**DATA RECORDS**.
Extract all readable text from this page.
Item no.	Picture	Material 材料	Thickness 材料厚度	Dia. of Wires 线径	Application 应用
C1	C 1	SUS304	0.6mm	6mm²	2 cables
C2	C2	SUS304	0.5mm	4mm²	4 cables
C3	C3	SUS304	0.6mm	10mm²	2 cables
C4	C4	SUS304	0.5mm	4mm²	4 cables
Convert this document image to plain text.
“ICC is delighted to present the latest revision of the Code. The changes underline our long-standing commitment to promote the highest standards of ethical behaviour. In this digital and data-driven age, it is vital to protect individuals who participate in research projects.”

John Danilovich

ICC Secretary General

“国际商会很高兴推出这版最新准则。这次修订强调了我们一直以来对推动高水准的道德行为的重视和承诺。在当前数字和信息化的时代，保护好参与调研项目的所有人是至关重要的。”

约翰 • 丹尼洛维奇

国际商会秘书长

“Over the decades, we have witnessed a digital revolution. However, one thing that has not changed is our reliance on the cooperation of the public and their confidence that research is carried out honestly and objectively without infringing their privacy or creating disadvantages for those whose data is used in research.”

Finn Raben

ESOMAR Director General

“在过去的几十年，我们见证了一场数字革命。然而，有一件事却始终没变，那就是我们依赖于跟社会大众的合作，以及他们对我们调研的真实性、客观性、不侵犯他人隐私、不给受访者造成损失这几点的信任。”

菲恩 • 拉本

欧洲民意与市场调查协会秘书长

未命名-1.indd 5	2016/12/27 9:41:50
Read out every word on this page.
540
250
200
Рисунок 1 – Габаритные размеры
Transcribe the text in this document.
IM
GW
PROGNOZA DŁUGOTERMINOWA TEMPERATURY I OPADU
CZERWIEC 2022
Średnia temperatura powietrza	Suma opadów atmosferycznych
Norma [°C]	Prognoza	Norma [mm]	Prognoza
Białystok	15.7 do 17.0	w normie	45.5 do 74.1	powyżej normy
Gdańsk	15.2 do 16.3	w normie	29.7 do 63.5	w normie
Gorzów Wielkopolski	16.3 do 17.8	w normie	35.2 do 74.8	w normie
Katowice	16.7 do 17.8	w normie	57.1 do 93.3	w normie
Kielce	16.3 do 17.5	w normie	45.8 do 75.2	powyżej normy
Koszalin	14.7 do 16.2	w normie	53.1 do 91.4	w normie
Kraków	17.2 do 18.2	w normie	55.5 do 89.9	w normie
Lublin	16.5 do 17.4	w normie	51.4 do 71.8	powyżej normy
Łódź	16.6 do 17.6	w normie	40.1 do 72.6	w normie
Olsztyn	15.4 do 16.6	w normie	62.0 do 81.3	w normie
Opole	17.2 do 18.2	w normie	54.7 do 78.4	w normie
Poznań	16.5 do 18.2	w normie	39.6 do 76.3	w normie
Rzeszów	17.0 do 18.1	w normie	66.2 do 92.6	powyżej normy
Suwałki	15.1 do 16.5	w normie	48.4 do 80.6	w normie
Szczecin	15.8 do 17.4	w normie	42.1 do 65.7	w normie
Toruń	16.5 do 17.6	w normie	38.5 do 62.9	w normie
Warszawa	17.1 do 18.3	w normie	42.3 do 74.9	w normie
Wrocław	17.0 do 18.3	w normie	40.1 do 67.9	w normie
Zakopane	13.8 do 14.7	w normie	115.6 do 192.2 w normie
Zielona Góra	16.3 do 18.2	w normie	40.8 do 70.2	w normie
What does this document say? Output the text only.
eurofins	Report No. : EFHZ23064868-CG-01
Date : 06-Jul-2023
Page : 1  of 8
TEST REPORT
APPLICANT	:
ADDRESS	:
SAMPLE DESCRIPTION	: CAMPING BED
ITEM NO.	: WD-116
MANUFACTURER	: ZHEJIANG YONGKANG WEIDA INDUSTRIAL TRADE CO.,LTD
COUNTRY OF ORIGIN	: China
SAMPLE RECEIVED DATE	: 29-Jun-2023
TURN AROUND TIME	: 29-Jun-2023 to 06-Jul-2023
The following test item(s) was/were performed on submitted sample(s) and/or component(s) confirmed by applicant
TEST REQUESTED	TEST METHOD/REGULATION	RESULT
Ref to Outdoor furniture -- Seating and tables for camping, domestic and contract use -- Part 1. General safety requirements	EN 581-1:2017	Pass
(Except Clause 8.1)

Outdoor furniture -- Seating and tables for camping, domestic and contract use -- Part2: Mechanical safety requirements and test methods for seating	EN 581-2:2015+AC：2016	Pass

**WHAT YOU NEED TO DO**.
Retype all the records, matching them exactly.

**THE RESULT**.
Extract all readable text from this page.
Item no.	Picture	Material 材料	Thickness 材料厚度	Dia. of Wires 线径	Application 应用
C1	C 1	SUS304	0.6mm	6mm²	2 cables
C2	C2	SUS304	0.5mm	4mm²	4 cables
C3	C3	SUS304	0.6mm	10mm²	2 cables
C4	C4	SUS304	0.5mm	4mm²	4 cables
Convert this document image to plain text.
“ICC is delighted to present the latest revision of the Code. The changes underline our long-standing commitment to promote the highest standards of ethical behaviour. In this digital and data-driven age, it is vital to protect individuals who participate in research projects.”

John Danilovich

ICC Secretary General

“国际商会很高兴推出这版最新准则。这次修订强调了我们一直以来对推动高水准的道德行为的重视和承诺。在当前数字和信息化的时代，保护好参与调研项目的所有人是至关重要的。”

约翰 • 丹尼洛维奇

国际商会秘书长

“Over the decades, we have witnessed a digital revolution. However, one thing that has not changed is our reliance on the cooperation of the public and their confidence that research is carried out honestly and objectively without infringing their privacy or creating disadvantages for those whose data is used in research.”

Finn Raben

ESOMAR Director General

“在过去的几十年，我们见证了一场数字革命。然而，有一件事却始终没变，那就是我们依赖于跟社会大众的合作，以及他们对我们调研的真实性、客观性、不侵犯他人隐私、不给受访者造成损失这几点的信任。”

菲恩 • 拉本

欧洲民意与市场调查协会秘书长

未命名-1.indd 5	2016/12/27 9:41:50
Read out every word on this page.
540
250
200
Рисунок 1 – Габаритные размеры
Transcribe the text in this document.
IM
GW
PROGNOZA DŁUGOTERMINOWA TEMPERATURY I OPADU
CZERWIEC 2022
Średnia temperatura powietrza	Suma opadów atmosferycznych
Norma [°C]	Prognoza	Norma [mm]	Prognoza
Białystok	15.7 do 17.0	w normie	45.5 do 74.1	powyżej normy
Gdańsk	15.2 do 16.3	w normie	29.7 do 63.5	w normie
Gorzów Wielkopolski	16.3 do 17.8	w normie	35.2 do 74.8	w normie
Katowice	16.7 do 17.8	w normie	57.1 do 93.3	w normie
Kielce	16.3 do 17.5	w normie	45.8 do 75.2	powyżej normy
Koszalin	14.7 do 16.2	w normie	53.1 do 91.4	w normie
Kraków	17.2 do 18.2	w normie	55.5 do 89.9	w normie
Lublin	16.5 do 17.4	w normie	51.4 do 71.8	powyżej normy
Łódź	16.6 do 17.6	w normie	40.1 do 72.6	w normie
Olsztyn	15.4 do 16.6	w normie	62.0 do 81.3	w normie
Opole	17.2 do 18.2	w normie	54.7 do 78.4	w normie
Poznań	16.5 do 18.2	w normie	39.6 do 76.3	w normie
Rzeszów	17.0 do 18.1	w normie	66.2 do 92.6	powyżej normy
Suwałki	15.1 do 16.5	w normie	48.4 do 80.6	w normie
Szczecin	15.8 do 17.4	w normie	42.1 do 65.7	w normie
Toruń	16.5 do 17.6	w normie	38.5 do 62.9	w normie
Warszawa	17.1 do 18.3	w normie	42.3 do 74.9	w normie
Wrocław	17.0 do 18.3	w normie	40.1 do 67.9	w normie
Zakopane	13.8 do 14.7	w normie	115.6 do 192.2 w normie
Zielona Góra	16.3 do 18.2	w normie	40.8 do 70.2	w normie
What does this document say? Output the text only.
eurofins	Report No. : EFHZ23064868-CG-01
Date : 06-Jul-2023
Page : 1  of 8
TEST REPORT
APPLICANT	:
ADDRESS	:
SAMPLE DESCRIPTION	: CAMPING BED
ITEM NO.	: WD-116
MANUFACTURER	: ZHEJIANG YONGKANG WEIDA INDUSTRIAL TRADE CO.,LTD
COUNTRY OF ORIGIN	: China
SAMPLE RECEIVED DATE	: 29-Jun-2023
TURN AROUND TIME	: 29-Jun-2023 to 06-Jul-2023
The following test item(s) was/were performed on submitted sample(s) and/or component(s) confirmed by applicant
TEST REQUESTED	TEST METHOD/REGULATION	RESULT
Ref to Outdoor furniture -- Seating and tables for camping, domestic and contract use -- Part 1. General safety requirements	EN 581-1:2017	Pass
(Except Clause 8.1)

Outdoor furniture -- Seating and tables for camping, domestic and contract use -- Part2: Mechanical safety requirements and test methods for seating	EN 581-2:2015+AC：2016	Pass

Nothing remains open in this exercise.